*Task directions*
Report only the number of lines in this material that include "Growth".

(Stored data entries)
-- Start --

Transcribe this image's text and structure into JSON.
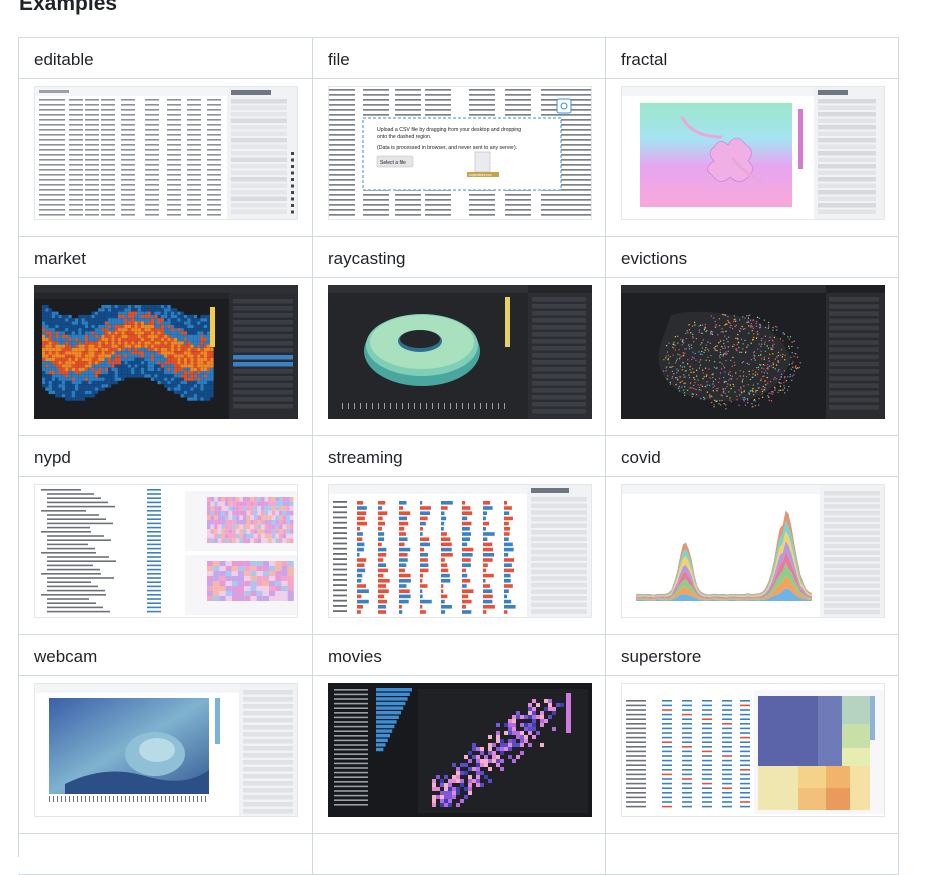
{
  "page": {
    "heading": "Examples"
  },
  "examples": [
    {
      "name": "editable"
    },
    {
      "name": "file"
    },
    {
      "name": "fractal"
    },
    {
      "name": "market"
    },
    {
      "name": "raycasting"
    },
    {
      "name": "evictions"
    },
    {
      "name": "nypd"
    },
    {
      "name": "streaming"
    },
    {
      "name": "covid"
    },
    {
      "name": "webcam"
    },
    {
      "name": "movies"
    },
    {
      "name": "superstore"
    }
  ],
  "file_thumb": {
    "instruction": "Upload a CSV file by dragging from your desktop and dropping onto the dashed region.",
    "privacy": "(Data is processed in browser, and never sent to any server).",
    "button": "Select a file",
    "file_label": "superstore.csv"
  },
  "panel_labels": {
    "datagrid": "Datagrid",
    "heatmap": "Heatmap",
    "map_scatter": "Map Scatter",
    "area": "Y Area",
    "treemap": "Treemap"
  },
  "colors": {
    "grid_border": "#d1d9e0",
    "dark_panel": "#25262a",
    "accent_blue": "#1f77b4",
    "accent_red": "#e8503a"
  }
}
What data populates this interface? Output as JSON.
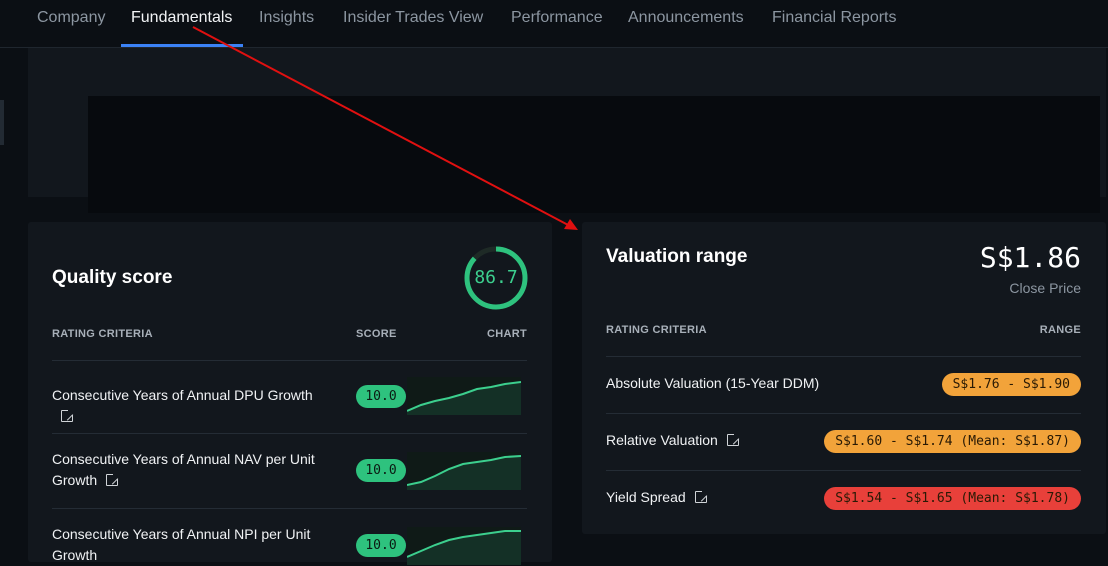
{
  "tabs": [
    {
      "label": "Company",
      "active": false
    },
    {
      "label": "Fundamentals",
      "active": true
    },
    {
      "label": "Insights",
      "active": false
    },
    {
      "label": "Insider Trades View",
      "active": false
    },
    {
      "label": "Performance",
      "active": false
    },
    {
      "label": "Announcements",
      "active": false
    },
    {
      "label": "Financial Reports",
      "active": false
    }
  ],
  "quality": {
    "title": "Quality score",
    "score": "86.7",
    "score_fraction": 0.867,
    "headers": {
      "criteria": "RATING CRITERIA",
      "score": "SCORE",
      "chart": "CHART"
    },
    "rows": [
      {
        "criteria": "Consecutive Years of Annual DPU Growth",
        "score": "10.0"
      },
      {
        "criteria": "Consecutive Years of Annual NAV per Unit Growth",
        "score": "10.0"
      },
      {
        "criteria": "Consecutive Years of Annual NPI per Unit Growth",
        "score": "10.0"
      }
    ]
  },
  "valuation": {
    "title": "Valuation range",
    "price": "S$1.86",
    "price_label": "Close Price",
    "headers": {
      "criteria": "RATING CRITERIA",
      "range": "RANGE"
    },
    "rows": [
      {
        "criteria": "Absolute Valuation (15-Year DDM)",
        "range": "S$1.76 - S$1.90",
        "color": "#f2a33a"
      },
      {
        "criteria": "Relative Valuation",
        "range": "S$1.60 - S$1.74 (Mean: S$1.87)",
        "color": "#f2a33a"
      },
      {
        "criteria": "Yield Spread",
        "range": "S$1.54 - S$1.65 (Mean: S$1.78)",
        "color": "#e8403a"
      }
    ]
  },
  "colors": {
    "accent": "#3b82f6",
    "good": "#2ec27e",
    "warn": "#f2a33a",
    "bad": "#e8403a",
    "annotation_arrow": "#e01010"
  },
  "icons": [
    "external-link-icon"
  ]
}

-- End --

*Solved problem*
3